WHAT IS NEEDED:
Copy every line with the string "details" in it.

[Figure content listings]
============

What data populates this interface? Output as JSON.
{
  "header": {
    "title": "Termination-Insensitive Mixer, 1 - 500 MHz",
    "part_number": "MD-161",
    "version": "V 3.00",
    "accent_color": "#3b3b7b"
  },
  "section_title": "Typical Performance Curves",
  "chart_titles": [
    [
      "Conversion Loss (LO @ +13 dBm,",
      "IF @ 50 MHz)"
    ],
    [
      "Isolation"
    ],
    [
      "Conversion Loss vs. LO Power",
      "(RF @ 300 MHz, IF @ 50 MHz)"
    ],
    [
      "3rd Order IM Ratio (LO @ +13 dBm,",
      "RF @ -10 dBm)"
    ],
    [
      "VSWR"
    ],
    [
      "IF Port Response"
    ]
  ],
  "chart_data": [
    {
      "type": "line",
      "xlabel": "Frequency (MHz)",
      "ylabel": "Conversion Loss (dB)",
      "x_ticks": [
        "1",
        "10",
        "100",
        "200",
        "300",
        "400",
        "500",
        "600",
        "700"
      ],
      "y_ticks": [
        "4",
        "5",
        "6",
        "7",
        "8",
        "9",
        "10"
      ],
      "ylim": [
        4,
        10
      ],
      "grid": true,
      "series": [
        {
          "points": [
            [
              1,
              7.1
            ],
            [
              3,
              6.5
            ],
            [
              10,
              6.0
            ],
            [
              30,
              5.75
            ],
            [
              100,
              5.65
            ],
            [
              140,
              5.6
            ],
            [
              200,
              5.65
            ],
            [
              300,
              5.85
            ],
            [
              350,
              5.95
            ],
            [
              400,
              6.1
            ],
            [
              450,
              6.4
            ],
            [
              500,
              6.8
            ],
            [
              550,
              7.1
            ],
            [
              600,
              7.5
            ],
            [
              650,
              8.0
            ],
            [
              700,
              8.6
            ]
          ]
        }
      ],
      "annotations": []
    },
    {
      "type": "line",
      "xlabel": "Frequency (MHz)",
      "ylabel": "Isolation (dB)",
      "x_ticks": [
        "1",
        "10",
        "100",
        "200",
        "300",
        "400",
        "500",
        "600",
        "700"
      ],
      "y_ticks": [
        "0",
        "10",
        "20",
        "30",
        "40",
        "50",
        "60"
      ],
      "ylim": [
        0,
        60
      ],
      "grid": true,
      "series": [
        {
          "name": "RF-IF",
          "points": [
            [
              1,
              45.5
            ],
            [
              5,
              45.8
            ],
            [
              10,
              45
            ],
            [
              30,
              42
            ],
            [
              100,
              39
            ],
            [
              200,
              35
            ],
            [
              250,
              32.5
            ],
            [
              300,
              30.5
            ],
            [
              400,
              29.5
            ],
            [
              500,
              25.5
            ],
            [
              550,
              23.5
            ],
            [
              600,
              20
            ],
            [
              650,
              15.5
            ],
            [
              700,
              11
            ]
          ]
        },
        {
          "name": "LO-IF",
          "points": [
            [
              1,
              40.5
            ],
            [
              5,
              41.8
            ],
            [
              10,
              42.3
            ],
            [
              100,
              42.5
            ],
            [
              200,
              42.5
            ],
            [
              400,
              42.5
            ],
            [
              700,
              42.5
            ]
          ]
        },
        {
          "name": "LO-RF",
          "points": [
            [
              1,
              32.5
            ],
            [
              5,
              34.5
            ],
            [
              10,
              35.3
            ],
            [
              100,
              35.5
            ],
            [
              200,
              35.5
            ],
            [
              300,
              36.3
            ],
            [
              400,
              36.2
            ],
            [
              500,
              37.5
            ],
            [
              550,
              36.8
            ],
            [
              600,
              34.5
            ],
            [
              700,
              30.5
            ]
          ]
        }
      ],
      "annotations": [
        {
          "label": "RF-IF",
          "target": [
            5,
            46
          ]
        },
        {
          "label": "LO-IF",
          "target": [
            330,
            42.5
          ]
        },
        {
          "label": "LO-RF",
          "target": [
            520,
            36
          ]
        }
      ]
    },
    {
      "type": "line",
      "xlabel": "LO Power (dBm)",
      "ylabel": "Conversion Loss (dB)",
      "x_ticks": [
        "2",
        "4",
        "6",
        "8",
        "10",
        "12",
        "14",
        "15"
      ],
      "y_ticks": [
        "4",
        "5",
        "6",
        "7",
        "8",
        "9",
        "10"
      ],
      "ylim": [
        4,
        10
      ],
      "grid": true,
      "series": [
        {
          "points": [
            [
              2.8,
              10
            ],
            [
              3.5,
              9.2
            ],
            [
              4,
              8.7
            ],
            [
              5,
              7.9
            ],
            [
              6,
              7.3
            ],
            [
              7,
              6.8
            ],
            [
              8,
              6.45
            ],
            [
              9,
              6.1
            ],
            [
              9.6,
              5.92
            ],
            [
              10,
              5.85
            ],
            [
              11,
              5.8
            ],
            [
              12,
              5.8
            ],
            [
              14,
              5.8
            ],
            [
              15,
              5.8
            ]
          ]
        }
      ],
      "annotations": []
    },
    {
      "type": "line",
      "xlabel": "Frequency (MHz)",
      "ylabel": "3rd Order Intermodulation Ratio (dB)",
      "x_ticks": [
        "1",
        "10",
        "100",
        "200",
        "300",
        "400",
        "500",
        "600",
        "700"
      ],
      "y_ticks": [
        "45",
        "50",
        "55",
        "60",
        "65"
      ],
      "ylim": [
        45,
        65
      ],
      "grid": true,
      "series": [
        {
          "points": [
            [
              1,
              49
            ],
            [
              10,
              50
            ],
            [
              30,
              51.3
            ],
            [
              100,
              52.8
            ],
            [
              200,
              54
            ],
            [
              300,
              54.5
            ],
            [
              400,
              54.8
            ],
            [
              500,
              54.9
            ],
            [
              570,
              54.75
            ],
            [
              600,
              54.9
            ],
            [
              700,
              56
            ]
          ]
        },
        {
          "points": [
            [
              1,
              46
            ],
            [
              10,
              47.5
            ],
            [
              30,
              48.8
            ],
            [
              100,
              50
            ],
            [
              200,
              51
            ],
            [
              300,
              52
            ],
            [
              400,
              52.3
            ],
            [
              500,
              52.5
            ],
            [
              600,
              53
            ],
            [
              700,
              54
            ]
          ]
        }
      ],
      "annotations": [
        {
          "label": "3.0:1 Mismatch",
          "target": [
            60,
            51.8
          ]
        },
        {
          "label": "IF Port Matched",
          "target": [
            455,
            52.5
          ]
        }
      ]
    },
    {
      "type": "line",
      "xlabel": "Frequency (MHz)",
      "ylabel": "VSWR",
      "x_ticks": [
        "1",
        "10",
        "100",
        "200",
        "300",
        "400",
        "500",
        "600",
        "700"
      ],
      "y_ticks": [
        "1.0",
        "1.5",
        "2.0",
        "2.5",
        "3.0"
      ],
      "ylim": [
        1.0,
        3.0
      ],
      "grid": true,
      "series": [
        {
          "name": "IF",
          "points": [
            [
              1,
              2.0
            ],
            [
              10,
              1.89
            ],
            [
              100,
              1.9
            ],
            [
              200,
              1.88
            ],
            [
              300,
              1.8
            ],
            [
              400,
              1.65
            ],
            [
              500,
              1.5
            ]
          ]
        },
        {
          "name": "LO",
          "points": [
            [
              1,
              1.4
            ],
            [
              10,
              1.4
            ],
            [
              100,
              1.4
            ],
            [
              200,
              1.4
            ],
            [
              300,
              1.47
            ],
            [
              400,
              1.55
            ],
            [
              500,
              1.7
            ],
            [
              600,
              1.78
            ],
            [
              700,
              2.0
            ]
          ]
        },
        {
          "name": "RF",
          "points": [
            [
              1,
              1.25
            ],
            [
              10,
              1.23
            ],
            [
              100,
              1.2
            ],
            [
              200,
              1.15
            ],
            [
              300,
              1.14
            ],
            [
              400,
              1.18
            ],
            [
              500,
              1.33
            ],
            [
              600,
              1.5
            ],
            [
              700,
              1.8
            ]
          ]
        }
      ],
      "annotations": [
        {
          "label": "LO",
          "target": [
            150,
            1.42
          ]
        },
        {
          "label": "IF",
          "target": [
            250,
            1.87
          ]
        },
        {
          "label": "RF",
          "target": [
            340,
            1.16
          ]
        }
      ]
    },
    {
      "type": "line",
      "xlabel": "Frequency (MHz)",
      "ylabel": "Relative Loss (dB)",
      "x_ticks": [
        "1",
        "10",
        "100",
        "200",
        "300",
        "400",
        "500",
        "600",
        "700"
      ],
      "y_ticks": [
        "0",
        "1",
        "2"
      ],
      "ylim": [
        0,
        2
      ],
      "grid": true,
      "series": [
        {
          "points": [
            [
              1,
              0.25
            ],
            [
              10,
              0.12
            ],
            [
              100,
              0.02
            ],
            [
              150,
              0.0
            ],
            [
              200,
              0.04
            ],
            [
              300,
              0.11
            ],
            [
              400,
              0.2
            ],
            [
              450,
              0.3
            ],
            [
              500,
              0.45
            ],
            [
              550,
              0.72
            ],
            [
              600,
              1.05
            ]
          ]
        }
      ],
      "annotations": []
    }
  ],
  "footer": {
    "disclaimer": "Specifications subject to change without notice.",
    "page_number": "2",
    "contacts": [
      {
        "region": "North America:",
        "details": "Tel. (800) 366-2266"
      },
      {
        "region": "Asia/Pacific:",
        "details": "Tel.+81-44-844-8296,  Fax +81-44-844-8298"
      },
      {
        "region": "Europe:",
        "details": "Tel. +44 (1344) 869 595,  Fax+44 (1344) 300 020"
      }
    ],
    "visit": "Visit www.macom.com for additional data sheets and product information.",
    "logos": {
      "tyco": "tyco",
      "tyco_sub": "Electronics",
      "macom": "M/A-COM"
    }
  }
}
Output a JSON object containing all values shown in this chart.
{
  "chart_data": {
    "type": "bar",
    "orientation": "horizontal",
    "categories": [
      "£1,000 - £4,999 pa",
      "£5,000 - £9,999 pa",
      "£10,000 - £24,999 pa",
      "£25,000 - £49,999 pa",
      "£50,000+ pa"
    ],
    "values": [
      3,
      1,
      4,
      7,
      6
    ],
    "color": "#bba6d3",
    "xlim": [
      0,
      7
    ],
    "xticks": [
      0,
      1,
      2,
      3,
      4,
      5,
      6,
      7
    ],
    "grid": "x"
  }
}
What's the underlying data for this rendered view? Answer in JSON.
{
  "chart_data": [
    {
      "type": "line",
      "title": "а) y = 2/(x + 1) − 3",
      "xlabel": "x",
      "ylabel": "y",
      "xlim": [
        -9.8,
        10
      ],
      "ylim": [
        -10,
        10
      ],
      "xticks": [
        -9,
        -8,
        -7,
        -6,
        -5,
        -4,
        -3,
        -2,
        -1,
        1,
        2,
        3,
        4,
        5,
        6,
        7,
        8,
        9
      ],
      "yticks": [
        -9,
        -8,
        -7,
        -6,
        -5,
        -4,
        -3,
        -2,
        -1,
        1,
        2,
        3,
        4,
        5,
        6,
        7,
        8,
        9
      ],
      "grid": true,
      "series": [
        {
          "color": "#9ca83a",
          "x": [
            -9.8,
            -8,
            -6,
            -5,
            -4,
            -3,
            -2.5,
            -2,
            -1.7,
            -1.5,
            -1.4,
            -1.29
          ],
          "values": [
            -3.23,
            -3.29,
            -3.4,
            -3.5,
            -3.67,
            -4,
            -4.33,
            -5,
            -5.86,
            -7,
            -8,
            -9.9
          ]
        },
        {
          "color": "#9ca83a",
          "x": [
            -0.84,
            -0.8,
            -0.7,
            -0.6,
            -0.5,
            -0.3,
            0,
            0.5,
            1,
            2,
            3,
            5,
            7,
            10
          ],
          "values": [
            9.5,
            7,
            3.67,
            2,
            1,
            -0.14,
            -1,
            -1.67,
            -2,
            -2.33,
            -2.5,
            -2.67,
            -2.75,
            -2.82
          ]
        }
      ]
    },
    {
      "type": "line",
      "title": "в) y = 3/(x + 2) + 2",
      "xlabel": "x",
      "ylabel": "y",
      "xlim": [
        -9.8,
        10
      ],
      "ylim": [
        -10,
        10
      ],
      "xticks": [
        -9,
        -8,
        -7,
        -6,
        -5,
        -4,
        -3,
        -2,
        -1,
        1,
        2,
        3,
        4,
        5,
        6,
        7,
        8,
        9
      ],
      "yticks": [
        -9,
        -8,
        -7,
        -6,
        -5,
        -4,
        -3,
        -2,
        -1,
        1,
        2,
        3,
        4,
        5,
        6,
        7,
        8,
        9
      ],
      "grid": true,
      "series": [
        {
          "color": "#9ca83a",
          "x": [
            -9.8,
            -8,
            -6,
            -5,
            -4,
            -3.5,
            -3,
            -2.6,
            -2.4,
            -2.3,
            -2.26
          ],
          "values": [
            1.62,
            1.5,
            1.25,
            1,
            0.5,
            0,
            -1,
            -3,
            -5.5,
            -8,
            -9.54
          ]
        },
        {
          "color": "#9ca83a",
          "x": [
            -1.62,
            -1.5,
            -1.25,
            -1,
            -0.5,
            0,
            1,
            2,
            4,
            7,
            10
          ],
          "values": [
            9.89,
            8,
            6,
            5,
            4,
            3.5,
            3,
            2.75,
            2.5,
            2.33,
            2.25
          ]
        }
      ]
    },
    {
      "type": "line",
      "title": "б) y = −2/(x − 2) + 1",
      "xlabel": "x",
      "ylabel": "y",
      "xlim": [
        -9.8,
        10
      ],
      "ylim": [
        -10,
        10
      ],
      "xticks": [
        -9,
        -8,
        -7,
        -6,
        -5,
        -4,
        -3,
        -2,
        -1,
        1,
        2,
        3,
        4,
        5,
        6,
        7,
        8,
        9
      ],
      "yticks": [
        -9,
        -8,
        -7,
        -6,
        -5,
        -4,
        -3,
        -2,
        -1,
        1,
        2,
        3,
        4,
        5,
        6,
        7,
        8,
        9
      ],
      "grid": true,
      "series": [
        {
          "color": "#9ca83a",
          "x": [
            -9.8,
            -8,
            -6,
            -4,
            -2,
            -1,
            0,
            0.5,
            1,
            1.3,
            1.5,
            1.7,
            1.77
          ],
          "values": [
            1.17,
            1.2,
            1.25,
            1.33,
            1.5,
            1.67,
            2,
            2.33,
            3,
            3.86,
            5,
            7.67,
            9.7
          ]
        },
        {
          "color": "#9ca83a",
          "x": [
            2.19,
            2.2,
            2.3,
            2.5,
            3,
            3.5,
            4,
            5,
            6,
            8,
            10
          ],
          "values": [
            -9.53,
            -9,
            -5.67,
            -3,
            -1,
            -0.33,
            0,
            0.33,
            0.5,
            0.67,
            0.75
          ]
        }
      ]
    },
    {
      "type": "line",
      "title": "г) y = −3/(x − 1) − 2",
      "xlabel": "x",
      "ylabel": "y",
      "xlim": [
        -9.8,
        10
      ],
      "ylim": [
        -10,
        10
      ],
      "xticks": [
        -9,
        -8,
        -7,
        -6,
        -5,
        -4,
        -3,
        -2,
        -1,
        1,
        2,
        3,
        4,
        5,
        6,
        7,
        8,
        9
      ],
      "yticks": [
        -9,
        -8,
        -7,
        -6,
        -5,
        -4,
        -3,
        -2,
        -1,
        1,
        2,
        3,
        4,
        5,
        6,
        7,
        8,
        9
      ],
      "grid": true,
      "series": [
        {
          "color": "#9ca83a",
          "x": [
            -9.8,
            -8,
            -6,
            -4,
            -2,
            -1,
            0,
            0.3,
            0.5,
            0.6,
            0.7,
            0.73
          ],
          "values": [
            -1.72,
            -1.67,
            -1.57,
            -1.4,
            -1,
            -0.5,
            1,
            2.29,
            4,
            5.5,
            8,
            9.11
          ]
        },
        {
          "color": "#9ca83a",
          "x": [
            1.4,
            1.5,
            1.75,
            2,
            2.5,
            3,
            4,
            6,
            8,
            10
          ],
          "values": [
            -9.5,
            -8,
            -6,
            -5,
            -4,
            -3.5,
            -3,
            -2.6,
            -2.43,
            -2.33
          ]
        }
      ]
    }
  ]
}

============

FULL RESPONSE:
        "details": "Tel. (800) 366-2266"
        "details": "Tel.+81-44-844-8296,  Fax +81-44-844-8298"
        "details": "Tel. +44 (1344) 869 595,  Fax+44 (1344) 300 020"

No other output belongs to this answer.